REQUIREMENT. Retype the full set of records. Keep every character identical.

RECORDS PROVIDED.

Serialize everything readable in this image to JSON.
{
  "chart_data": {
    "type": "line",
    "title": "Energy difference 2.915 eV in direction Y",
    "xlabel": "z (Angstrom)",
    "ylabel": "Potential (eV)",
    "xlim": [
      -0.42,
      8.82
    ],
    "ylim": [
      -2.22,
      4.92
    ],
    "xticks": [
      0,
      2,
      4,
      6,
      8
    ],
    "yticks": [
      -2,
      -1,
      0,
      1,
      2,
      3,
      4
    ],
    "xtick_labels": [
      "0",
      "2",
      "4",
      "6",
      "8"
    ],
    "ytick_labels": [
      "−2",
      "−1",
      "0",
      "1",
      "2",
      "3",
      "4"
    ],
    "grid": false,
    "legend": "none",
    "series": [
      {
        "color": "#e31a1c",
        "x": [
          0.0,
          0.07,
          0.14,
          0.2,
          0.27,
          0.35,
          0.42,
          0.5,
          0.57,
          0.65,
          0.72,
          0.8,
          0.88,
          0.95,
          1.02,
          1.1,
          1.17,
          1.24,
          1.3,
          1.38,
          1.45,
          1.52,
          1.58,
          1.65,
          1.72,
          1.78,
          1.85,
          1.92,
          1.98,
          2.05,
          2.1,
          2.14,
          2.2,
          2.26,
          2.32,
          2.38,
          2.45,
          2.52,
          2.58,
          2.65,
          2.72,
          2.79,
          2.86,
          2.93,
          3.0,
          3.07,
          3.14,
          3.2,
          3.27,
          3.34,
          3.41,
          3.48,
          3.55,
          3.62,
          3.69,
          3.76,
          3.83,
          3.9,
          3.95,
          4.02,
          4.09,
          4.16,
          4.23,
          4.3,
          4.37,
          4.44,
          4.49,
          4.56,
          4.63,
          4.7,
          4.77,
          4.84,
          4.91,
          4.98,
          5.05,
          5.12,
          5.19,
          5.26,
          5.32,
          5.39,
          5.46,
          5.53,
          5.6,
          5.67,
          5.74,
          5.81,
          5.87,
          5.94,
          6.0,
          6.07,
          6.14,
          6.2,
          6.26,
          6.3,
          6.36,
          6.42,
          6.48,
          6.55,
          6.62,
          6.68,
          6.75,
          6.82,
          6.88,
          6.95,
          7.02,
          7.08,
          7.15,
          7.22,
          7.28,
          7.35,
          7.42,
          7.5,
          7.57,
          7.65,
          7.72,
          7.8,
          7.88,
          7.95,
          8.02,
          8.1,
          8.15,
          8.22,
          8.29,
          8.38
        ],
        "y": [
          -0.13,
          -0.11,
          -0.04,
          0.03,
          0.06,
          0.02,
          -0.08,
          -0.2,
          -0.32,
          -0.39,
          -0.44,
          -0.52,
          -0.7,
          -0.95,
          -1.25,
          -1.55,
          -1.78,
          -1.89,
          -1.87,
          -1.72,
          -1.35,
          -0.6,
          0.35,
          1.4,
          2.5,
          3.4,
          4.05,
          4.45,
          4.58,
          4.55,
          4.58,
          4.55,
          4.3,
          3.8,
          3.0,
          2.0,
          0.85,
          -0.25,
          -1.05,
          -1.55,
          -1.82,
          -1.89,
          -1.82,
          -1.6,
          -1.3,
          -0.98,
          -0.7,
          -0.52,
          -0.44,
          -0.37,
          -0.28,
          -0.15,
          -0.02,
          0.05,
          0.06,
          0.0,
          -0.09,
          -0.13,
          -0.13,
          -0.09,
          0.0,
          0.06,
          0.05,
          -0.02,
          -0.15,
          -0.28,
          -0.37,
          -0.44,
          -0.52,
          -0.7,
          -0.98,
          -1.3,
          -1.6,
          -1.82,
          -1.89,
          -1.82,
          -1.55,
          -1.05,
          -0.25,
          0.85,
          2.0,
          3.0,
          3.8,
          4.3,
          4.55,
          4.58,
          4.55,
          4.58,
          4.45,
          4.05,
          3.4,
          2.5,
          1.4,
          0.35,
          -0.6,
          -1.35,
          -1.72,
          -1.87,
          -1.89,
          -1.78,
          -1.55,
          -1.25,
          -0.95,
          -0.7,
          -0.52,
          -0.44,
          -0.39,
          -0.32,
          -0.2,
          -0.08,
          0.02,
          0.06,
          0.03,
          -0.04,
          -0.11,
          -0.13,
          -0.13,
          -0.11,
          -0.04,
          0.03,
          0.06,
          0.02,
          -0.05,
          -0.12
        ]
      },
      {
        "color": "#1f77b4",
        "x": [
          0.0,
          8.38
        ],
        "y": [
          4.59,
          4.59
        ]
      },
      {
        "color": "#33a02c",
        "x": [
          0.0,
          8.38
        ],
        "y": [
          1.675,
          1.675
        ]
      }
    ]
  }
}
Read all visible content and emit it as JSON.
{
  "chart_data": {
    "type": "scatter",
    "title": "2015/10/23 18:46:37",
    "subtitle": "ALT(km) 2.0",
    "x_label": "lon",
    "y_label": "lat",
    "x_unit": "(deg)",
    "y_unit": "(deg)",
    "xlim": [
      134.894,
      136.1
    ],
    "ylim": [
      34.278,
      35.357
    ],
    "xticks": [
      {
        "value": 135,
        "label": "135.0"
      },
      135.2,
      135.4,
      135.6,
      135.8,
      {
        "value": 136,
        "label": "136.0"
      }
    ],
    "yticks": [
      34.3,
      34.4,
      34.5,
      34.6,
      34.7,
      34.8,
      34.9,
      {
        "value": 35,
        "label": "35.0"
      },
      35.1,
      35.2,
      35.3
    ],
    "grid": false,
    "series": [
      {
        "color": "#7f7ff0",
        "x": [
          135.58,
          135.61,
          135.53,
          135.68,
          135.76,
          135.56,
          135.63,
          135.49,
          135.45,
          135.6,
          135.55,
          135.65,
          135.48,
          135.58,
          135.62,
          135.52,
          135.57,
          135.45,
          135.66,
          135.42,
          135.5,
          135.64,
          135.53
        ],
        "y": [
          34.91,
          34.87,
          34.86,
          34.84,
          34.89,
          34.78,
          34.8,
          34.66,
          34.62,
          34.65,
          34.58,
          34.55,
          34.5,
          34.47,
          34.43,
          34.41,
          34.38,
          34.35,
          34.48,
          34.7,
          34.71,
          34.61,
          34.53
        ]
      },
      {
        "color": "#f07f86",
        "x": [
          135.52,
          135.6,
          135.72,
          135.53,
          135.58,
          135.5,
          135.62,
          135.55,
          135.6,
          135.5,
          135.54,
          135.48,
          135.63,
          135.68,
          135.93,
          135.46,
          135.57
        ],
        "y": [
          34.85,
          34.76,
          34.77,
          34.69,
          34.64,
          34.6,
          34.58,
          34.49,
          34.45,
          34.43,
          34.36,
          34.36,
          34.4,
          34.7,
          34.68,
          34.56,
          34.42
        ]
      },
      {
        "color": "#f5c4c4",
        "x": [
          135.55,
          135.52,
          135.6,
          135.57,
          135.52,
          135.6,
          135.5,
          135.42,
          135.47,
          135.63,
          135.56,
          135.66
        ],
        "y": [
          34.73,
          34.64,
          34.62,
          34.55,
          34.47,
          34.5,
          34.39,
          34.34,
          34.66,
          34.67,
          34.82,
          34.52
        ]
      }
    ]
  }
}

OUTPUT FOR THIS EXERCISE.
Serialize everything readable in this image to JSON.
{
  "chart_data": {
    "type": "line",
    "title": "Energy difference 2.915 eV in direction Y",
    "xlabel": "z (Angstrom)",
    "ylabel": "Potential (eV)",
    "xlim": [
      -0.42,
      8.82
    ],
    "ylim": [
      -2.22,
      4.92
    ],
    "xticks": [
      0,
      2,
      4,
      6,
      8
    ],
    "yticks": [
      -2,
      -1,
      0,
      1,
      2,
      3,
      4
    ],
    "xtick_labels": [
      "0",
      "2",
      "4",
      "6",
      "8"
    ],
    "ytick_labels": [
      "−2",
      "−1",
      "0",
      "1",
      "2",
      "3",
      "4"
    ],
    "grid": false,
    "legend": "none",
    "series": [
      {
        "color": "#e31a1c",
        "x": [
          0.0,
          0.07,
          0.14,
          0.2,
          0.27,
          0.35,
          0.42,
          0.5,
          0.57,
          0.65,
          0.72,
          0.8,
          0.88,
          0.95,
          1.02,
          1.1,
          1.17,
          1.24,
          1.3,
          1.38,
          1.45,
          1.52,
          1.58,
          1.65,
          1.72,
          1.78,
          1.85,
          1.92,
          1.98,
          2.05,
          2.1,
          2.14,
          2.2,
          2.26,
          2.32,
          2.38,
          2.45,
          2.52,
          2.58,
          2.65,
          2.72,
          2.79,
          2.86,
          2.93,
          3.0,
          3.07,
          3.14,
          3.2,
          3.27,
          3.34,
          3.41,
          3.48,
          3.55,
          3.62,
          3.69,
          3.76,
          3.83,
          3.9,
          3.95,
          4.02,
          4.09,
          4.16,
          4.23,
          4.3,
          4.37,
          4.44,
          4.49,
          4.56,
          4.63,
          4.7,
          4.77,
          4.84,
          4.91,
          4.98,
          5.05,
          5.12,
          5.19,
          5.26,
          5.32,
          5.39,
          5.46,
          5.53,
          5.6,
          5.67,
          5.74,
          5.81,
          5.87,
          5.94,
          6.0,
          6.07,
          6.14,
          6.2,
          6.26,
          6.3,
          6.36,
          6.42,
          6.48,
          6.55,
          6.62,
          6.68,
          6.75,
          6.82,
          6.88,
          6.95,
          7.02,
          7.08,
          7.15,
          7.22,
          7.28,
          7.35,
          7.42,
          7.5,
          7.57,
          7.65,
          7.72,
          7.8,
          7.88,
          7.95,
          8.02,
          8.1,
          8.15,
          8.22,
          8.29,
          8.38
        ],
        "y": [
          -0.13,
          -0.11,
          -0.04,
          0.03,
          0.06,
          0.02,
          -0.08,
          -0.2,
          -0.32,
          -0.39,
          -0.44,
          -0.52,
          -0.7,
          -0.95,
          -1.25,
          -1.55,
          -1.78,
          -1.89,
          -1.87,
          -1.72,
          -1.35,
          -0.6,
          0.35,
          1.4,
          2.5,
          3.4,
          4.05,
          4.45,
          4.58,
          4.55,
          4.58,
          4.55,
          4.3,
          3.8,
          3.0,
          2.0,
          0.85,
          -0.25,
          -1.05,
          -1.55,
          -1.82,
          -1.89,
          -1.82,
          -1.6,
          -1.3,
          -0.98,
          -0.7,
          -0.52,
          -0.44,
          -0.37,
          -0.28,
          -0.15,
          -0.02,
          0.05,
          0.06,
          0.0,
          -0.09,
          -0.13,
          -0.13,
          -0.09,
          0.0,
          0.06,
          0.05,
          -0.02,
          -0.15,
          -0.28,
          -0.37,
          -0.44,
          -0.52,
          -0.7,
          -0.98,
          -1.3,
          -1.6,
          -1.82,
          -1.89,
          -1.82,
          -1.55,
          -1.05,
          -0.25,
          0.85,
          2.0,
          3.0,
          3.8,
          4.3,
          4.55,
          4.58,
          4.55,
          4.58,
          4.45,
          4.05,
          3.4,
          2.5,
          1.4,
          0.35,
          -0.6,
          -1.35,
          -1.72,
          -1.87,
          -1.89,
          -1.78,
          -1.55,
          -1.25,
          -0.95,
          -0.7,
          -0.52,
          -0.44,
          -0.39,
          -0.32,
          -0.2,
          -0.08,
          0.02,
          0.06,
          0.03,
          -0.04,
          -0.11,
          -0.13,
          -0.13,
          -0.11,
          -0.04,
          0.03,
          0.06,
          0.02,
          -0.05,
          -0.12
        ]
      },
      {
        "color": "#1f77b4",
        "x": [
          0.0,
          8.38
        ],
        "y": [
          4.59,
          4.59
        ]
      },
      {
        "color": "#33a02c",
        "x": [
          0.0,
          8.38
        ],
        "y": [
          1.675,
          1.675
        ]
      }
    ]
  }
}
Read all visible content and emit it as JSON.
{
  "chart_data": {
    "type": "scatter",
    "title": "2015/10/23 18:46:37",
    "subtitle": "ALT(km) 2.0",
    "x_label": "lon",
    "y_label": "lat",
    "x_unit": "(deg)",
    "y_unit": "(deg)",
    "xlim": [
      134.894,
      136.1
    ],
    "ylim": [
      34.278,
      35.357
    ],
    "xticks": [
      {
        "value": 135,
        "label": "135.0"
      },
      135.2,
      135.4,
      135.6,
      135.8,
      {
        "value": 136,
        "label": "136.0"
      }
    ],
    "yticks": [
      34.3,
      34.4,
      34.5,
      34.6,
      34.7,
      34.8,
      34.9,
      {
        "value": 35,
        "label": "35.0"
      },
      35.1,
      35.2,
      35.3
    ],
    "grid": false,
    "series": [
      {
        "color": "#7f7ff0",
        "x": [
          135.58,
          135.61,
          135.53,
          135.68,
          135.76,
          135.56,
          135.63,
          135.49,
          135.45,
          135.6,
          135.55,
          135.65,
          135.48,
          135.58,
          135.62,
          135.52,
          135.57,
          135.45,
          135.66,
          135.42,
          135.5,
          135.64,
          135.53
        ],
        "y": [
          34.91,
          34.87,
          34.86,
          34.84,
          34.89,
          34.78,
          34.8,
          34.66,
          34.62,
          34.65,
          34.58,
          34.55,
          34.5,
          34.47,
          34.43,
          34.41,
          34.38,
          34.35,
          34.48,
          34.7,
          34.71,
          34.61,
          34.53
        ]
      },
      {
        "color": "#f07f86",
        "x": [
          135.52,
          135.6,
          135.72,
          135.53,
          135.58,
          135.5,
          135.62,
          135.55,
          135.6,
          135.5,
          135.54,
          135.48,
          135.63,
          135.68,
          135.93,
          135.46,
          135.57
        ],
        "y": [
          34.85,
          34.76,
          34.77,
          34.69,
          34.64,
          34.6,
          34.58,
          34.49,
          34.45,
          34.43,
          34.36,
          34.36,
          34.4,
          34.7,
          34.68,
          34.56,
          34.42
        ]
      },
      {
        "color": "#f5c4c4",
        "x": [
          135.55,
          135.52,
          135.6,
          135.57,
          135.52,
          135.6,
          135.5,
          135.42,
          135.47,
          135.63,
          135.56,
          135.66
        ],
        "y": [
          34.73,
          34.64,
          34.62,
          34.55,
          34.47,
          34.5,
          34.39,
          34.34,
          34.66,
          34.67,
          34.82,
          34.52
        ]
      }
    ]
  }
}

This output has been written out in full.